** Start of RAW DATA **

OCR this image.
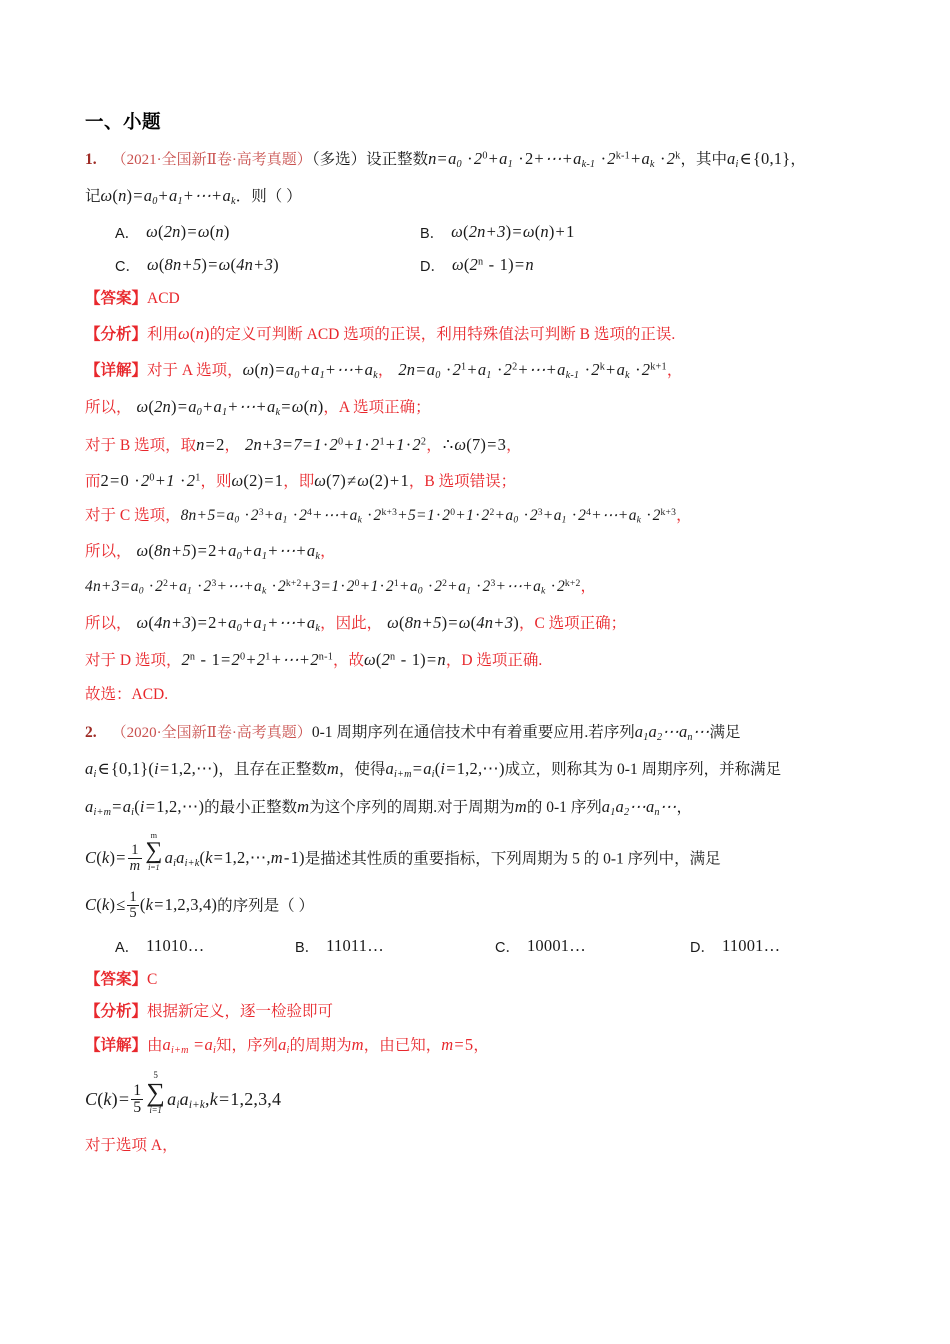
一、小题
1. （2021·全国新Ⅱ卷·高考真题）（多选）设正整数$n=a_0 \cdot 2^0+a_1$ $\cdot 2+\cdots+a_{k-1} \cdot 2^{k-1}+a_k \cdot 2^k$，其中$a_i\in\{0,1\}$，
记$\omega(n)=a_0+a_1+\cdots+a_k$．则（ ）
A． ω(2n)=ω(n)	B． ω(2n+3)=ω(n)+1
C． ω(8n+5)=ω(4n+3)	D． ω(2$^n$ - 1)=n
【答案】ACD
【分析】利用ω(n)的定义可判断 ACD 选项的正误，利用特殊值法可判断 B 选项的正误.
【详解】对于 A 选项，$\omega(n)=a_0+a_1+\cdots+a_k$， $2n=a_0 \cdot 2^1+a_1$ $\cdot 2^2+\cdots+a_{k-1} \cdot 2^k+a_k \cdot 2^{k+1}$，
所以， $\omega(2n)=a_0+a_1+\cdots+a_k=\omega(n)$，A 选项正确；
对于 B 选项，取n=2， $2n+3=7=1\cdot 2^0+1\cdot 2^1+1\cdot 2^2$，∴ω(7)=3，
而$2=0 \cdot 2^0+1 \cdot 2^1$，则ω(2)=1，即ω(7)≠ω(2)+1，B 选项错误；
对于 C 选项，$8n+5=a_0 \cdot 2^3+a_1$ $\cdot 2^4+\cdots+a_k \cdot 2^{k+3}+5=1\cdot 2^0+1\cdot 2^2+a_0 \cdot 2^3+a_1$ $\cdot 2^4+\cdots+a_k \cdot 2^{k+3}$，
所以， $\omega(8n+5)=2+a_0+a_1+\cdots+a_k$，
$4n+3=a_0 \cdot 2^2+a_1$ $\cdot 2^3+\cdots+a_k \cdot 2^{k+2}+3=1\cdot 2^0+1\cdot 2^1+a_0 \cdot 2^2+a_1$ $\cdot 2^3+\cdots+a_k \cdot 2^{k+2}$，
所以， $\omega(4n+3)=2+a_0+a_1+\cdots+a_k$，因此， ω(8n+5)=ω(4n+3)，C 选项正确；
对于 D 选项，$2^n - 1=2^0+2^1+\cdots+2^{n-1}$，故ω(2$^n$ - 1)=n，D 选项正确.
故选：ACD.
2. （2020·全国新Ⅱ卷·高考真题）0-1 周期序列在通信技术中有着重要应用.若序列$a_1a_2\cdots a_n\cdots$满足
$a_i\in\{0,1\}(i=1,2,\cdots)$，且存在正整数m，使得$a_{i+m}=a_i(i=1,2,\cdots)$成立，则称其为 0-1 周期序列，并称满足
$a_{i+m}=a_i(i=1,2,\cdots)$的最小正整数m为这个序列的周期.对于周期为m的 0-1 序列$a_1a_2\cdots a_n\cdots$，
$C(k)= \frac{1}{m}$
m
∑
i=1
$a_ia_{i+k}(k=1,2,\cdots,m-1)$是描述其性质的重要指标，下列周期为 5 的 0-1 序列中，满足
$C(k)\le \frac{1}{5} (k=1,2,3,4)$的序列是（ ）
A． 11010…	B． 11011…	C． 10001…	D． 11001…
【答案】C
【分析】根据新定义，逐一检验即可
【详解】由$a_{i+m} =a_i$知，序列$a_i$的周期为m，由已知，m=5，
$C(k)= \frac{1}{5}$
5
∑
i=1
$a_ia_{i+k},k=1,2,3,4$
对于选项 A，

** End of RAW DATA **

● **WHAT THE EXERCISE ASKS**: Images in the records should not be copied. Repeat all the rest exactly.

● **EXPECTED OUTPUT**:
OCR this image.
一、小题
1. （2021·全国新Ⅱ卷·高考真题）（多选）设正整数$n=a_0 \cdot 2^0+a_1$ $\cdot 2+\cdots+a_{k-1} \cdot 2^{k-1}+a_k \cdot 2^k$，其中$a_i\in\{0,1\}$，
记$\omega(n)=a_0+a_1+\cdots+a_k$．则（ ）
A． ω(2n)=ω(n)	B． ω(2n+3)=ω(n)+1
C． ω(8n+5)=ω(4n+3)	D． ω(2$^n$ - 1)=n
【答案】ACD
【分析】利用ω(n)的定义可判断 ACD 选项的正误，利用特殊值法可判断 B 选项的正误.
【详解】对于 A 选项，$\omega(n)=a_0+a_1+\cdots+a_k$， $2n=a_0 \cdot 2^1+a_1$ $\cdot 2^2+\cdots+a_{k-1} \cdot 2^k+a_k \cdot 2^{k+1}$，
所以， $\omega(2n)=a_0+a_1+\cdots+a_k=\omega(n)$，A 选项正确；
对于 B 选项，取n=2， $2n+3=7=1\cdot 2^0+1\cdot 2^1+1\cdot 2^2$，∴ω(7)=3，
而$2=0 \cdot 2^0+1 \cdot 2^1$，则ω(2)=1，即ω(7)≠ω(2)+1，B 选项错误；
对于 C 选项，$8n+5=a_0 \cdot 2^3+a_1$ $\cdot 2^4+\cdots+a_k \cdot 2^{k+3}+5=1\cdot 2^0+1\cdot 2^2+a_0 \cdot 2^3+a_1$ $\cdot 2^4+\cdots+a_k \cdot 2^{k+3}$，
所以， $\omega(8n+5)=2+a_0+a_1+\cdots+a_k$，
$4n+3=a_0 \cdot 2^2+a_1$ $\cdot 2^3+\cdots+a_k \cdot 2^{k+2}+3=1\cdot 2^0+1\cdot 2^1+a_0 \cdot 2^2+a_1$ $\cdot 2^3+\cdots+a_k \cdot 2^{k+2}$，
所以， $\omega(4n+3)=2+a_0+a_1+\cdots+a_k$，因此， ω(8n+5)=ω(4n+3)，C 选项正确；
对于 D 选项，$2^n - 1=2^0+2^1+\cdots+2^{n-1}$，故ω(2$^n$ - 1)=n，D 选项正确.
故选：ACD.
2. （2020·全国新Ⅱ卷·高考真题）0-1 周期序列在通信技术中有着重要应用.若序列$a_1a_2\cdots a_n\cdots$满足
$a_i\in\{0,1\}(i=1,2,\cdots)$，且存在正整数m，使得$a_{i+m}=a_i(i=1,2,\cdots)$成立，则称其为 0-1 周期序列，并称满足
$a_{i+m}=a_i(i=1,2,\cdots)$的最小正整数m为这个序列的周期.对于周期为m的 0-1 序列$a_1a_2\cdots a_n\cdots$，
$C(k)= \frac{1}{m}$
m
∑
i=1
$a_ia_{i+k}(k=1,2,\cdots,m-1)$是描述其性质的重要指标，下列周期为 5 的 0-1 序列中，满足
$C(k)\le \frac{1}{5} (k=1,2,3,4)$的序列是（ ）
A． 11010…	B． 11011…	C． 10001…	D． 11001…
【答案】C
【分析】根据新定义，逐一检验即可
【详解】由$a_{i+m} =a_i$知，序列$a_i$的周期为m，由已知，m=5，
$C(k)= \frac{1}{5}$
5
∑
i=1
$a_ia_{i+k},k=1,2,3,4$
对于选项 A，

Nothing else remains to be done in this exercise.